→ The exercise:
Every record below should be transcribed exactly. Omit the images.

→ Data extract:
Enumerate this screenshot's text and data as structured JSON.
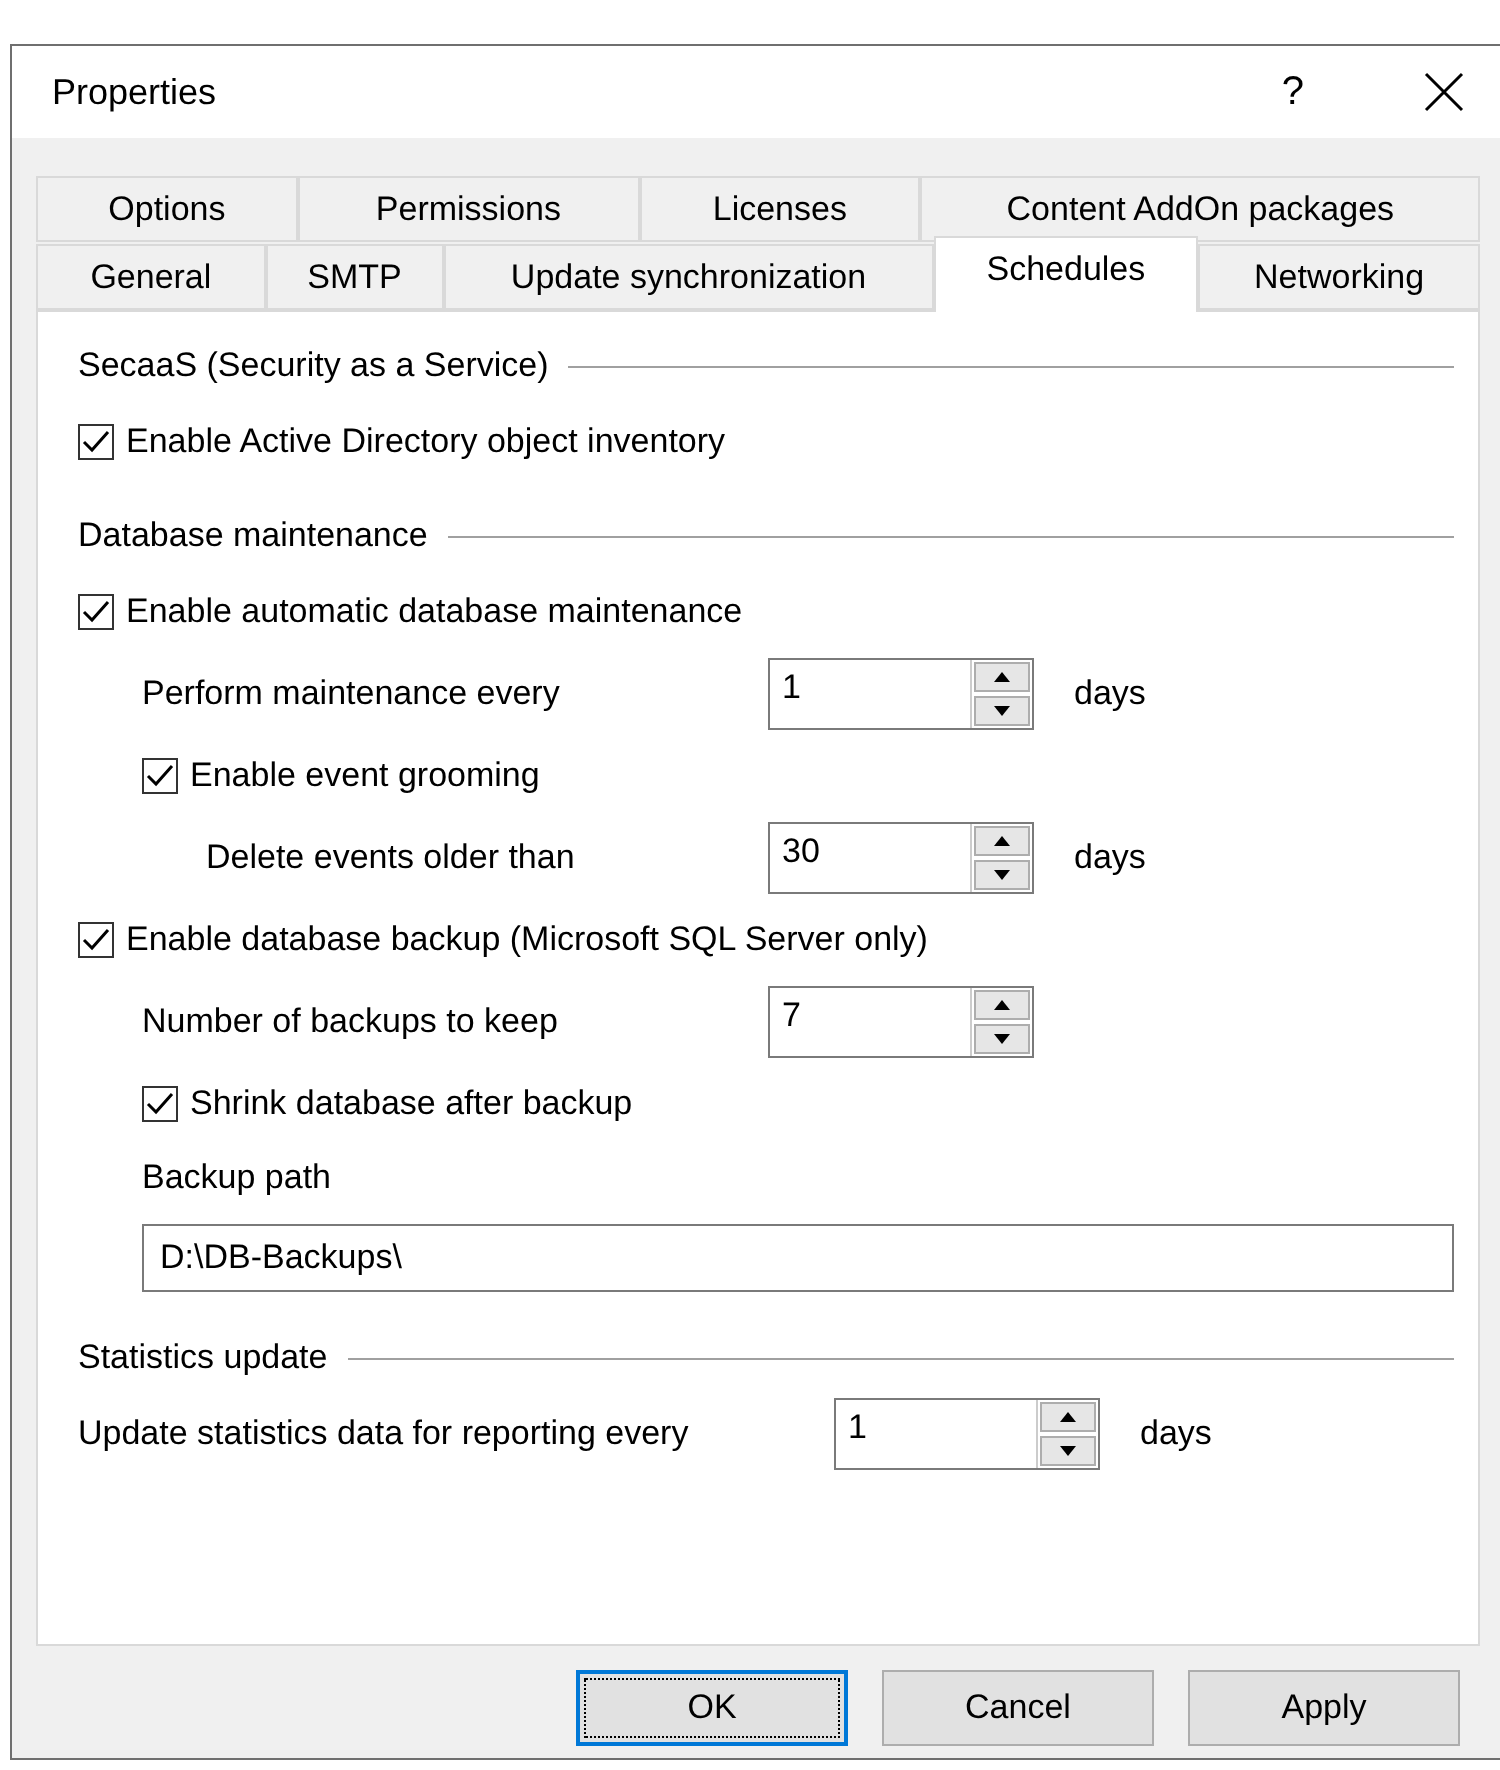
{
  "window": {
    "title": "Properties",
    "help": "?"
  },
  "tab_rows": [
    [
      {
        "label": "Options",
        "selected": false
      },
      {
        "label": "Permissions",
        "selected": false
      },
      {
        "label": "Licenses",
        "selected": false
      },
      {
        "label": "Content AddOn packages",
        "selected": false
      }
    ],
    [
      {
        "label": "General",
        "selected": false
      },
      {
        "label": "SMTP",
        "selected": false
      },
      {
        "label": "Update synchronization",
        "selected": false
      },
      {
        "label": "Schedules",
        "selected": true
      },
      {
        "label": "Networking",
        "selected": false
      }
    ]
  ],
  "sections": [
    {
      "title": "SecaaS (Security as a Service)",
      "items": [
        {
          "kind": "checkbox",
          "label": "Enable Active Directory object inventory",
          "checked": true
        }
      ]
    },
    {
      "title": "Database maintenance",
      "items": [
        {
          "kind": "checkbox",
          "label": "Enable automatic database maintenance",
          "checked": true,
          "children": [
            {
              "kind": "spinner",
              "label": "Perform maintenance every",
              "value": "1",
              "unit": "days"
            },
            {
              "kind": "checkbox",
              "label": "Enable event grooming",
              "checked": true,
              "children": [
                {
                  "kind": "spinner",
                  "label": "Delete events older than",
                  "value": "30",
                  "unit": "days"
                }
              ]
            }
          ]
        },
        {
          "kind": "checkbox",
          "label": "Enable database backup (Microsoft SQL Server only)",
          "checked": true,
          "children": [
            {
              "kind": "spinner",
              "label": "Number of backups to keep",
              "value": "7"
            },
            {
              "kind": "checkbox",
              "label": "Shrink database after backup",
              "checked": true
            },
            {
              "kind": "path",
              "label": "Backup path",
              "value": "D:\\DB-Backups\\"
            }
          ]
        }
      ]
    },
    {
      "title": "Statistics update",
      "items": [
        {
          "kind": "spinner",
          "label": "Update statistics data for reporting every",
          "value": "1",
          "unit": "days"
        }
      ]
    }
  ],
  "buttons": [
    {
      "label": "OK",
      "default": true
    },
    {
      "label": "Cancel",
      "default": false
    },
    {
      "label": "Apply",
      "default": false
    }
  ]
}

→ Response to this task:
Enumerate this screenshot's text and data as structured JSON.
{
  "window": {
    "title": "Properties",
    "help": "?"
  },
  "tab_rows": [
    [
      {
        "label": "Options",
        "selected": false
      },
      {
        "label": "Permissions",
        "selected": false
      },
      {
        "label": "Licenses",
        "selected": false
      },
      {
        "label": "Content AddOn packages",
        "selected": false
      }
    ],
    [
      {
        "label": "General",
        "selected": false
      },
      {
        "label": "SMTP",
        "selected": false
      },
      {
        "label": "Update synchronization",
        "selected": false
      },
      {
        "label": "Schedules",
        "selected": true
      },
      {
        "label": "Networking",
        "selected": false
      }
    ]
  ],
  "sections": [
    {
      "title": "SecaaS (Security as a Service)",
      "items": [
        {
          "kind": "checkbox",
          "label": "Enable Active Directory object inventory",
          "checked": true
        }
      ]
    },
    {
      "title": "Database maintenance",
      "items": [
        {
          "kind": "checkbox",
          "label": "Enable automatic database maintenance",
          "checked": true,
          "children": [
            {
              "kind": "spinner",
              "label": "Perform maintenance every",
              "value": "1",
              "unit": "days"
            },
            {
              "kind": "checkbox",
              "label": "Enable event grooming",
              "checked": true,
              "children": [
                {
                  "kind": "spinner",
                  "label": "Delete events older than",
                  "value": "30",
                  "unit": "days"
                }
              ]
            }
          ]
        },
        {
          "kind": "checkbox",
          "label": "Enable database backup (Microsoft SQL Server only)",
          "checked": true,
          "children": [
            {
              "kind": "spinner",
              "label": "Number of backups to keep",
              "value": "7"
            },
            {
              "kind": "checkbox",
              "label": "Shrink database after backup",
              "checked": true
            },
            {
              "kind": "path",
              "label": "Backup path",
              "value": "D:\\DB-Backups\\"
            }
          ]
        }
      ]
    },
    {
      "title": "Statistics update",
      "items": [
        {
          "kind": "spinner",
          "label": "Update statistics data for reporting every",
          "value": "1",
          "unit": "days"
        }
      ]
    }
  ],
  "buttons": [
    {
      "label": "OK",
      "default": true
    },
    {
      "label": "Cancel",
      "default": false
    },
    {
      "label": "Apply",
      "default": false
    }
  ]
}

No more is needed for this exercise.